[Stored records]
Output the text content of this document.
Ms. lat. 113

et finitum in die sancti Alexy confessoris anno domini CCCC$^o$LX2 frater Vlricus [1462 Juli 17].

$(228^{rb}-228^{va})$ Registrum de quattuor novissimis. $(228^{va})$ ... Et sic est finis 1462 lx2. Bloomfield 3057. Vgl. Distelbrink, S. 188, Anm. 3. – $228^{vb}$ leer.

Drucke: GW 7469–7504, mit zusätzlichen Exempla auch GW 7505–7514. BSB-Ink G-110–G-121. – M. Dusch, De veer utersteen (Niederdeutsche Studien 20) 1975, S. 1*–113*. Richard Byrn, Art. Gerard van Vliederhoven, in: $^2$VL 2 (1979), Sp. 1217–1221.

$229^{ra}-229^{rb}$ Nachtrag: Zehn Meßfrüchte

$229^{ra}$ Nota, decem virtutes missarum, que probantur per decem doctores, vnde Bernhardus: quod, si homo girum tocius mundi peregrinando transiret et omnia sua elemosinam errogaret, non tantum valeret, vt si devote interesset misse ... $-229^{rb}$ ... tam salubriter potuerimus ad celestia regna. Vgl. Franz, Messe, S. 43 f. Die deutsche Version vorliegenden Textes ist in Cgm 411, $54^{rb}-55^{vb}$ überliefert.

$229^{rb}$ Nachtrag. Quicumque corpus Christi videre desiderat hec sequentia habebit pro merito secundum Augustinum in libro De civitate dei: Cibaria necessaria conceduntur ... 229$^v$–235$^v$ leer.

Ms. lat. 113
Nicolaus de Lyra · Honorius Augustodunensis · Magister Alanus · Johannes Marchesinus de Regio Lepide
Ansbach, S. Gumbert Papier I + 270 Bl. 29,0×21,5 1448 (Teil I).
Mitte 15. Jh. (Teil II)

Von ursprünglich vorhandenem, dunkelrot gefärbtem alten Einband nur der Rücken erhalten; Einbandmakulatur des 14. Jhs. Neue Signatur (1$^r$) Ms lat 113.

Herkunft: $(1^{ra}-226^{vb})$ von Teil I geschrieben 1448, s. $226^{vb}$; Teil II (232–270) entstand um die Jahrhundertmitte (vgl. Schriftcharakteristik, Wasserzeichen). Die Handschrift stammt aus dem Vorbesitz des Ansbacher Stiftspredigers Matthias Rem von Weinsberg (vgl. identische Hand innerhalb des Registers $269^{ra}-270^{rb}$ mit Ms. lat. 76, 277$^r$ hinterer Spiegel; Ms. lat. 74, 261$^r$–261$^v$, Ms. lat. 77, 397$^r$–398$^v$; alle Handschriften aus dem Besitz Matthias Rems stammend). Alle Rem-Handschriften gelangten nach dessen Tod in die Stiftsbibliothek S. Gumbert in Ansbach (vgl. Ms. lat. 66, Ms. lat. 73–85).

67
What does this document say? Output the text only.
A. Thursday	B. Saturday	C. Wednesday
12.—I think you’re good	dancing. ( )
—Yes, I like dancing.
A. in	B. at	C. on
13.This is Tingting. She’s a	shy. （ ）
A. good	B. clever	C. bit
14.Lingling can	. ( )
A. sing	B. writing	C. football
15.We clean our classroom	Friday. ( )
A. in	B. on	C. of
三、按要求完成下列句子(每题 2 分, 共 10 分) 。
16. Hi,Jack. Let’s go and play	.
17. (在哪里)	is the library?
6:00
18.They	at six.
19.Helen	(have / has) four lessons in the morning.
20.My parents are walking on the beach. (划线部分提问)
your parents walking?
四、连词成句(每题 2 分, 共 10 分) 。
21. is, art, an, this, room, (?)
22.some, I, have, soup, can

- **GIVEN TASK**: Give an exact copy of all the data shown above.

- **WRITTEN SOLUTION**:
Output the text content of this document.
Ms. lat. 113

et finitum in die sancti Alexy confessoris anno domini CCCC$^o$LX2 frater Vlricus [1462 Juli 17].

$(228^{rb}-228^{va})$ Registrum de quattuor novissimis. $(228^{va})$ ... Et sic est finis 1462 lx2. Bloomfield 3057. Vgl. Distelbrink, S. 188, Anm. 3. – $228^{vb}$ leer.

Drucke: GW 7469–7504, mit zusätzlichen Exempla auch GW 7505–7514. BSB-Ink G-110–G-121. – M. Dusch, De veer utersteen (Niederdeutsche Studien 20) 1975, S. 1*–113*. Richard Byrn, Art. Gerard van Vliederhoven, in: $^2$VL 2 (1979), Sp. 1217–1221.

$229^{ra}-229^{rb}$ Nachtrag: Zehn Meßfrüchte

$229^{ra}$ Nota, decem virtutes missarum, que probantur per decem doctores, vnde Bernhardus: quod, si homo girum tocius mundi peregrinando transiret et omnia sua elemosinam errogaret, non tantum valeret, vt si devote interesset misse ... $-229^{rb}$ ... tam salubriter potuerimus ad celestia regna. Vgl. Franz, Messe, S. 43 f. Die deutsche Version vorliegenden Textes ist in Cgm 411, $54^{rb}-55^{vb}$ überliefert.

$229^{rb}$ Nachtrag. Quicumque corpus Christi videre desiderat hec sequentia habebit pro merito secundum Augustinum in libro De civitate dei: Cibaria necessaria conceduntur ... 229$^v$–235$^v$ leer.

Ms. lat. 113
Nicolaus de Lyra · Honorius Augustodunensis · Magister Alanus · Johannes Marchesinus de Regio Lepide
Ansbach, S. Gumbert Papier I + 270 Bl. 29,0×21,5 1448 (Teil I).
Mitte 15. Jh. (Teil II)

Von ursprünglich vorhandenem, dunkelrot gefärbtem alten Einband nur der Rücken erhalten; Einbandmakulatur des 14. Jhs. Neue Signatur (1$^r$) Ms lat 113.

Herkunft: $(1^{ra}-226^{vb})$ von Teil I geschrieben 1448, s. $226^{vb}$; Teil II (232–270) entstand um die Jahrhundertmitte (vgl. Schriftcharakteristik, Wasserzeichen). Die Handschrift stammt aus dem Vorbesitz des Ansbacher Stiftspredigers Matthias Rem von Weinsberg (vgl. identische Hand innerhalb des Registers $269^{ra}-270^{rb}$ mit Ms. lat. 76, 277$^r$ hinterer Spiegel; Ms. lat. 74, 261$^r$–261$^v$, Ms. lat. 77, 397$^r$–398$^v$; alle Handschriften aus dem Besitz Matthias Rems stammend). Alle Rem-Handschriften gelangten nach dessen Tod in die Stiftsbibliothek S. Gumbert in Ansbach (vgl. Ms. lat. 66, Ms. lat. 73–85).

67
What does this document say? Output the text only.
A. Thursday	B. Saturday	C. Wednesday
12.—I think you’re good	dancing. ( )
—Yes, I like dancing.
A. in	B. at	C. on
13.This is Tingting. She’s a	shy. （ ）
A. good	B. clever	C. bit
14.Lingling can	. ( )
A. sing	B. writing	C. football
15.We clean our classroom	Friday. ( )
A. in	B. on	C. of
三、按要求完成下列句子(每题 2 分, 共 10 分) 。
16. Hi,Jack. Let’s go and play	.
17. (在哪里)	is the library?
6:00
18.They	at six.
19.Helen	(have / has) four lessons in the morning.
20.My parents are walking on the beach. (划线部分提问)
your parents walking?
四、连词成句(每题 2 分, 共 10 分) 。
21. is, art, an, this, room, (?)
22.some, I, have, soup, can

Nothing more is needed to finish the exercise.